=== WORK TO DO ===
Extract each line bearing the word "программа".

=== EXCERPTED DATA ===
%%

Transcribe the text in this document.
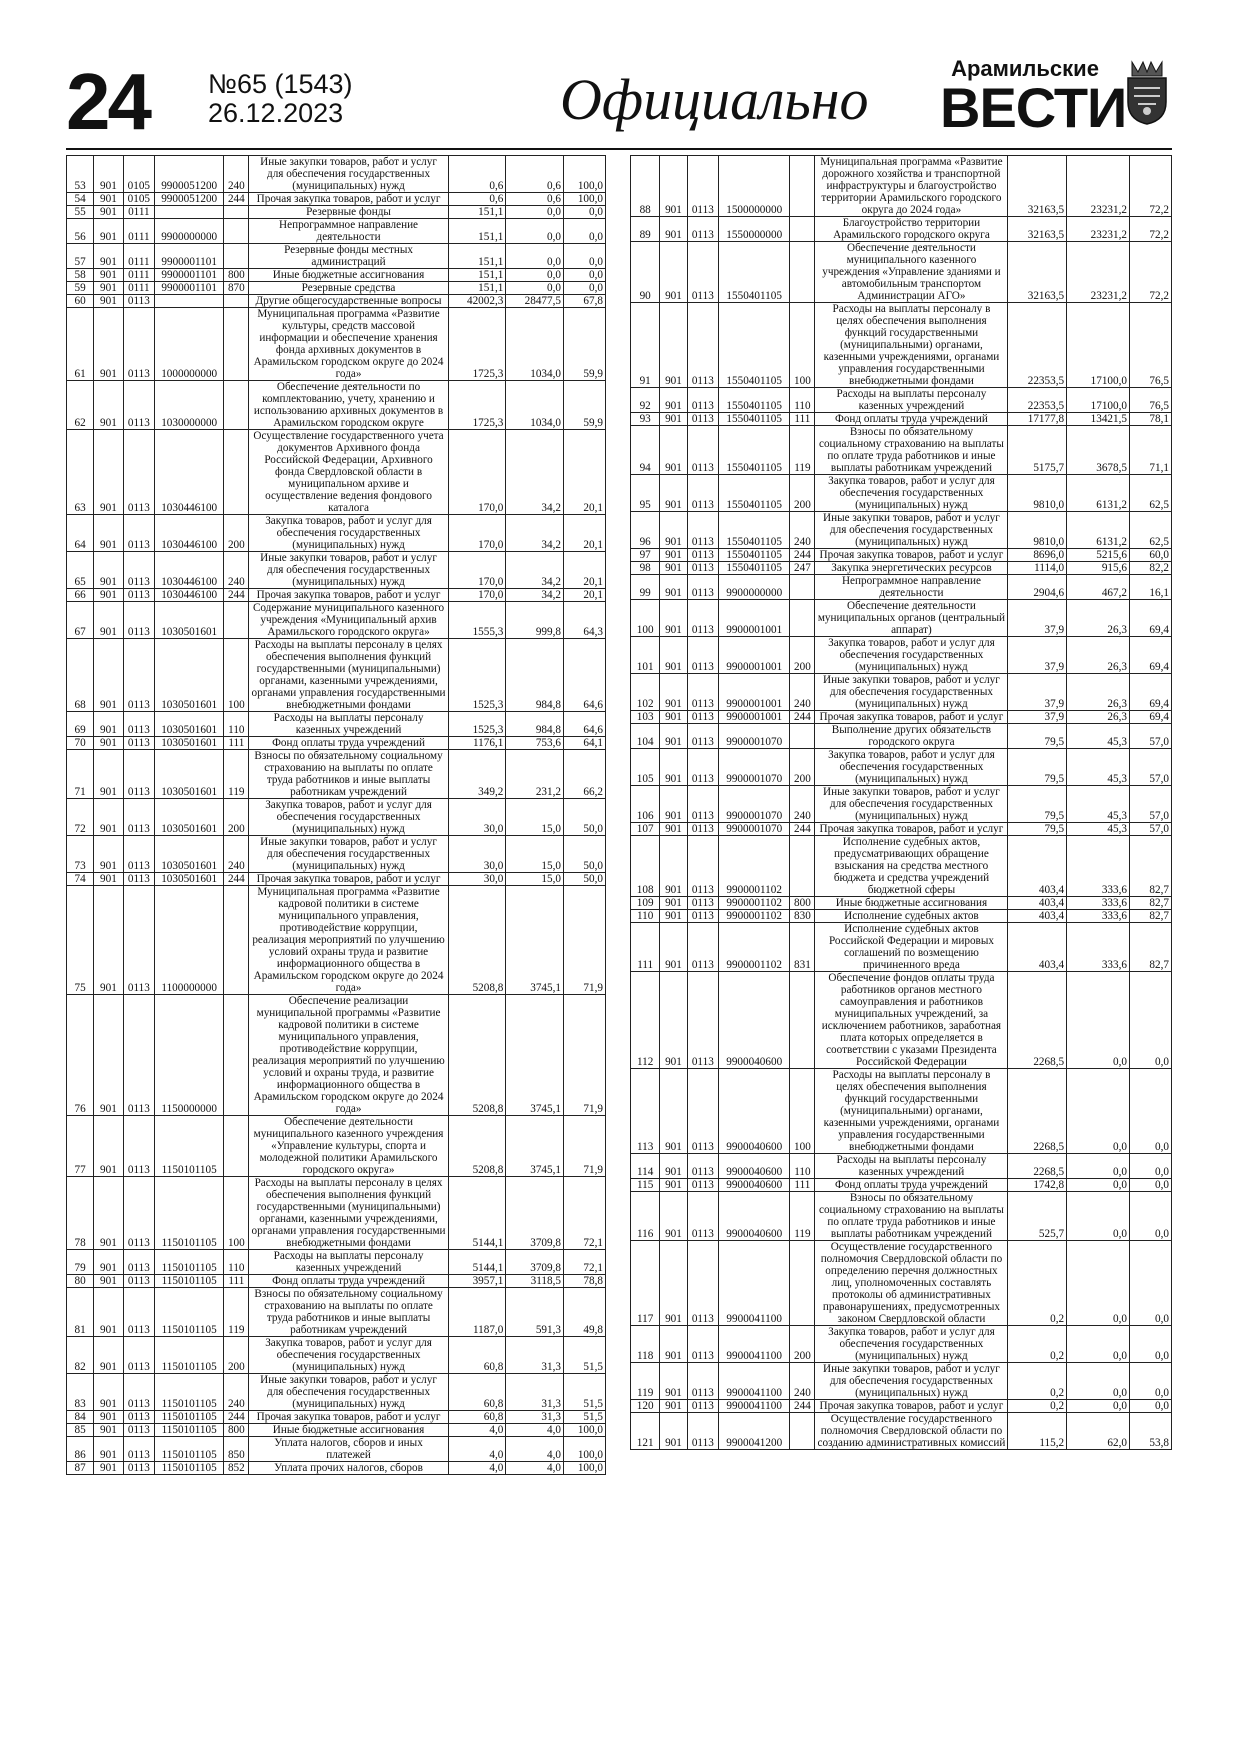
24 №65 (1543)
26.12.2023	Официально	Арамильские
ВЕСТИ
53	901	0105	9900051200	240	Иные закупки товаров, работ и услуг для обеспечения государственных (муниципальных) нужд	0,6	0,6	100,0
54	901	0105	9900051200	244	Прочая закупка товаров, работ и услуг	0,6	0,6	100,0
55	901	0111			Резервные фонды	151,1	0,0	0,0
56	901	0111	9900000000		Непрограммное направление деятельности	151,1	0,0	0,0
57	901	0111	9900001101		Резервные фонды местных администраций	151,1	0,0	0,0
58	901	0111	9900001101	800	Иные бюджетные ассигнования	151,1	0,0	0,0
59	901	0111	9900001101	870	Резервные средства	151,1	0,0	0,0
60	901	0113			Другие общегосударственные вопросы	42002,3	28477,5	67,8
61	901	0113	1000000000		Муниципальная программа «Развитие культуры, средств массовой информации и обеспечение хранения фонда архивных документов в Арамильском городском округе до 2024 года»	1725,3	1034,0	59,9
62	901	0113	1030000000		Обеспечение деятельности по комплектованию, учету, хранению и использованию архивных документов в Арамильском городском округе	1725,3	1034,0	59,9
63	901	0113	1030446100		Осуществление государственного учета документов Архивного фонда Российской Федерации, Архивного фонда Свердловской области в муниципальном архиве и осуществление ведения фондового каталога	170,0	34,2	20,1
64	901	0113	1030446100	200	Закупка товаров, работ и услуг для обеспечения государственных (муниципальных) нужд	170,0	34,2	20,1
65	901	0113	1030446100	240	Иные закупки товаров, работ и услуг для обеспечения государственных (муниципальных) нужд	170,0	34,2	20,1
66	901	0113	1030446100	244	Прочая закупка товаров, работ и услуг	170,0	34,2	20,1
67	901	0113	1030501601		Содержание муниципального казенного учреждения «Муниципальный архив Арамильского городского округа»	1555,3	999,8	64,3
68	901	0113	1030501601	100	Расходы на выплаты персоналу в целях обеспечения выполнения функций государственными (муниципальными) органами, казенными учреждениями, органами управления государственными внебюджетными фондами	1525,3	984,8	64,6
69	901	0113	1030501601	110	Расходы на выплаты персоналу казенных учреждений	1525,3	984,8	64,6
70	901	0113	1030501601	111	Фонд оплаты труда учреждений	1176,1	753,6	64,1
71	901	0113	1030501601	119	Взносы по обязательному социальному страхованию на выплаты по оплате труда работников и иные выплаты работникам учреждений	349,2	231,2	66,2
72	901	0113	1030501601	200	Закупка товаров, работ и услуг для обеспечения государственных (муниципальных) нужд	30,0	15,0	50,0
73	901	0113	1030501601	240	Иные закупки товаров, работ и услуг для обеспечения государственных (муниципальных) нужд	30,0	15,0	50,0
74	901	0113	1030501601	244	Прочая закупка товаров, работ и услуг	30,0	15,0	50,0
75	901	0113	1100000000		Муниципальная программа «Развитие кадровой политики в системе муниципального управления, противодействие коррупции, реализация мероприятий по улучшению условий охраны труда и развитие информационного общества в Арамильском городском округе до 2024 года»	5208,8	3745,1	71,9
76	901	0113	1150000000		Обеспечение реализации муниципальной программы «Развитие кадровой политики в системе муниципального управления, противодействие коррупции, реализация мероприятий по улучшению условий и охраны труда, и развитие информационного общества в Арамильском городском округе до 2024 года»	5208,8	3745,1	71,9
77	901	0113	1150101105		Обеспечение деятельности муниципального казенного учреждения «Управление культуры, спорта и молодежной политики Арамильского городского округа»	5208,8	3745,1	71,9
78	901	0113	1150101105	100	Расходы на выплаты персоналу в целях обеспечения выполнения функций государственными (муниципальными) органами, казенными учреждениями, органами управления государственными внебюджетными фондами	5144,1	3709,8	72,1
79	901	0113	1150101105	110	Расходы на выплаты персоналу казенных учреждений	5144,1	3709,8	72,1
80	901	0113	1150101105	111	Фонд оплаты труда учреждений	3957,1	3118,5	78,8
81	901	0113	1150101105	119	Взносы по обязательному социальному страхованию на выплаты по оплате труда работников и иные выплаты работникам учреждений	1187,0	591,3	49,8
82	901	0113	1150101105	200	Закупка товаров, работ и услуг для обеспечения государственных (муниципальных) нужд	60,8	31,3	51,5
83	901	0113	1150101105	240	Иные закупки товаров, работ и услуг для обеспечения государственных (муниципальных) нужд	60,8	31,3	51,5
84	901	0113	1150101105	244	Прочая закупка товаров, работ и услуг	60,8	31,3	51,5
85	901	0113	1150101105	800	Иные бюджетные ассигнования	4,0	4,0	100,0
86	901	0113	1150101105	850	Уплата налогов, сборов и иных платежей	4,0	4,0	100,0
87	901	0113	1150101105	852	Уплата прочих налогов, сборов	4,0	4,0	100,0
88	901	0113	1500000000		Муниципальная программа «Развитие дорожного хозяйства и транспортной инфраструктуры и благоустройство территории Арамильского городского округа до 2024 года»	32163,5	23231,2	72,2
89	901	0113	1550000000		Благоустройство территории Арамильского городского округа	32163,5	23231,2	72,2
90	901	0113	1550401105		Обеспечение деятельности муниципального казенного учреждения «Управление зданиями и автомобильным транспортом Администрации АГО»	32163,5	23231,2	72,2
91	901	0113	1550401105	100	Расходы на выплаты персоналу в целях обеспечения выполнения функций государственными (муниципальными) органами, казенными учреждениями, органами управления государственными внебюджетными фондами	22353,5	17100,0	76,5
92	901	0113	1550401105	110	Расходы на выплаты персоналу казенных учреждений	22353,5	17100,0	76,5
93	901	0113	1550401105	111	Фонд оплаты труда учреждений	17177,8	13421,5	78,1
94	901	0113	1550401105	119	Взносы по обязательному социальному страхованию на выплаты по оплате труда работников и иные выплаты работникам учреждений	5175,7	3678,5	71,1
95	901	0113	1550401105	200	Закупка товаров, работ и услуг для обеспечения государственных (муниципальных) нужд	9810,0	6131,2	62,5
96	901	0113	1550401105	240	Иные закупки товаров, работ и услуг для обеспечения государственных (муниципальных) нужд	9810,0	6131,2	62,5
97	901	0113	1550401105	244	Прочая закупка товаров, работ и услуг	8696,0	5215,6	60,0
98	901	0113	1550401105	247	Закупка энергетических ресурсов	1114,0	915,6	82,2
99	901	0113	9900000000		Непрограммное направление деятельности	2904,6	467,2	16,1
100	901	0113	9900001001		Обеспечение деятельности муниципальных органов (центральный аппарат)	37,9	26,3	69,4
101	901	0113	9900001001	200	Закупка товаров, работ и услуг для обеспечения государственных (муниципальных) нужд	37,9	26,3	69,4
102	901	0113	9900001001	240	Иные закупки товаров, работ и услуг для обеспечения государственных (муниципальных) нужд	37,9	26,3	69,4
103	901	0113	9900001001	244	Прочая закупка товаров, работ и услуг	37,9	26,3	69,4
104	901	0113	9900001070		Выполнение других обязательств городского округа	79,5	45,3	57,0
105	901	0113	9900001070	200	Закупка товаров, работ и услуг для обеспечения государственных (муниципальных) нужд	79,5	45,3	57,0
106	901	0113	9900001070	240	Иные закупки товаров, работ и услуг для обеспечения государственных (муниципальных) нужд	79,5	45,3	57,0
107	901	0113	9900001070	244	Прочая закупка товаров, работ и услуг	79,5	45,3	57,0
108	901	0113	9900001102		Исполнение судебных актов, предусматривающих обращение взыскания на средства местного бюджета и средства учреждений бюджетной сферы	403,4	333,6	82,7
109	901	0113	9900001102	800	Иные бюджетные ассигнования	403,4	333,6	82,7
110	901	0113	9900001102	830	Исполнение судебных актов	403,4	333,6	82,7
111	901	0113	9900001102	831	Исполнение судебных актов Российской Федерации и мировых соглашений по возмещению причиненного вреда	403,4	333,6	82,7
112	901	0113	9900040600		Обеспечение фондов оплаты труда работников органов местного самоуправления и работников муниципальных учреждений, за исключением работников, заработная плата которых определяется в соответствии с указами Президента Российской Федерации	2268,5	0,0	0,0
113	901	0113	9900040600	100	Расходы на выплаты персоналу в целях обеспечения выполнения функций государственными (муниципальными) органами, казенными учреждениями, органами управления государственными внебюджетными фондами	2268,5	0,0	0,0
114	901	0113	9900040600	110	Расходы на выплаты персоналу казенных учреждений	2268,5	0,0	0,0
115	901	0113	9900040600	111	Фонд оплаты труда учреждений	1742,8	0,0	0,0
116	901	0113	9900040600	119	Взносы по обязательному социальному страхованию на выплаты по оплате труда работников и иные выплаты работникам учреждений	525,7	0,0	0,0
117	901	0113	9900041100		Осуществление государственного полномочия Свердловской области по определению перечня должностных лиц, уполномоченных составлять протоколы об административных правонарушениях, предусмотренных законом Свердловской области	0,2	0,0	0,0
118	901	0113	9900041100	200	Закупка товаров, работ и услуг для обеспечения государственных (муниципальных) нужд	0,2	0,0	0,0
119	901	0113	9900041100	240	Иные закупки товаров, работ и услуг для обеспечения государственных (муниципальных) нужд	0,2	0,0	0,0
120	901	0113	9900041100	244	Прочая закупка товаров, работ и услуг	0,2	0,0	0,0
121	901	0113	9900041200		Осуществление государственного полномочия Свердловской области по созданию административных комиссий	115,2	62,0	53,8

%%

=== EXERCISE ANSWER ===
61	901	0113	1000000000		Муниципальная программа «Развитие культуры, средств массовой информации и обеспечение хранения фонда архивных документов в Арамильском городском округе до 2024 года»	1725,3	1034,0	59,9
75	901	0113	1100000000		Муниципальная программа «Развитие кадровой политики в системе муниципального управления, противодействие коррупции, реализация мероприятий по улучшению условий охраны труда и развитие информационного общества в Арамильском городском округе до 2024 года»	5208,8	3745,1	71,9
88	901	0113	1500000000		Муниципальная программа «Развитие дорожного хозяйства и транспортной инфраструктуры и благоустройство территории Арамильского городского округа до 2024 года»	32163,5	23231,2	72,2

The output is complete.